_Written problem_: Repeat all entries exactly.

_Provided material_:

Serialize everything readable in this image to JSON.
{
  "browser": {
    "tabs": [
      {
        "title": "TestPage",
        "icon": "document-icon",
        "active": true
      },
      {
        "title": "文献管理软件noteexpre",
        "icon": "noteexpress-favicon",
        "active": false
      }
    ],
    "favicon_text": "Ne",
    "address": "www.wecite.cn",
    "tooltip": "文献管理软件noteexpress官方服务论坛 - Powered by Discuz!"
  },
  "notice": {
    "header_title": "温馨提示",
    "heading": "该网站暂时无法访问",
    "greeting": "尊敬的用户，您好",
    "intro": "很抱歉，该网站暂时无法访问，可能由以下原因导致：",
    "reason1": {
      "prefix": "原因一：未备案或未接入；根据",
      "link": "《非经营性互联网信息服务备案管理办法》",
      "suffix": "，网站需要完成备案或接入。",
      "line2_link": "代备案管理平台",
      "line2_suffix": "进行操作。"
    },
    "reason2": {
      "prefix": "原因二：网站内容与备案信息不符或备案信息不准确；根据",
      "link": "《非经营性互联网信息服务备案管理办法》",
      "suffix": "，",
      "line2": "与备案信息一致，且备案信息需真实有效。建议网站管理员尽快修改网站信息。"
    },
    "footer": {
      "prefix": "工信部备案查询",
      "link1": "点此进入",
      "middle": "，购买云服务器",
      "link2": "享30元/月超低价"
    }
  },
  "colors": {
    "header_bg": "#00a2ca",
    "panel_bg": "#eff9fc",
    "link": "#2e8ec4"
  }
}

_Task answer_:
Serialize everything readable in this image to JSON.
{
  "browser": {
    "tabs": [
      {
        "title": "TestPage",
        "icon": "document-icon",
        "active": true
      },
      {
        "title": "文献管理软件noteexpre",
        "icon": "noteexpress-favicon",
        "active": false
      }
    ],
    "favicon_text": "Ne",
    "address": "www.wecite.cn",
    "tooltip": "文献管理软件noteexpress官方服务论坛 - Powered by Discuz!"
  },
  "notice": {
    "header_title": "温馨提示",
    "heading": "该网站暂时无法访问",
    "greeting": "尊敬的用户，您好",
    "intro": "很抱歉，该网站暂时无法访问，可能由以下原因导致：",
    "reason1": {
      "prefix": "原因一：未备案或未接入；根据",
      "link": "《非经营性互联网信息服务备案管理办法》",
      "suffix": "，网站需要完成备案或接入。",
      "line2_link": "代备案管理平台",
      "line2_suffix": "进行操作。"
    },
    "reason2": {
      "prefix": "原因二：网站内容与备案信息不符或备案信息不准确；根据",
      "link": "《非经营性互联网信息服务备案管理办法》",
      "suffix": "，",
      "line2": "与备案信息一致，且备案信息需真实有效。建议网站管理员尽快修改网站信息。"
    },
    "footer": {
      "prefix": "工信部备案查询",
      "link1": "点此进入",
      "middle": "，购买云服务器",
      "link2": "享30元/月超低价"
    }
  },
  "colors": {
    "header_bg": "#00a2ca",
    "panel_bg": "#eff9fc",
    "link": "#2e8ec4"
  }
}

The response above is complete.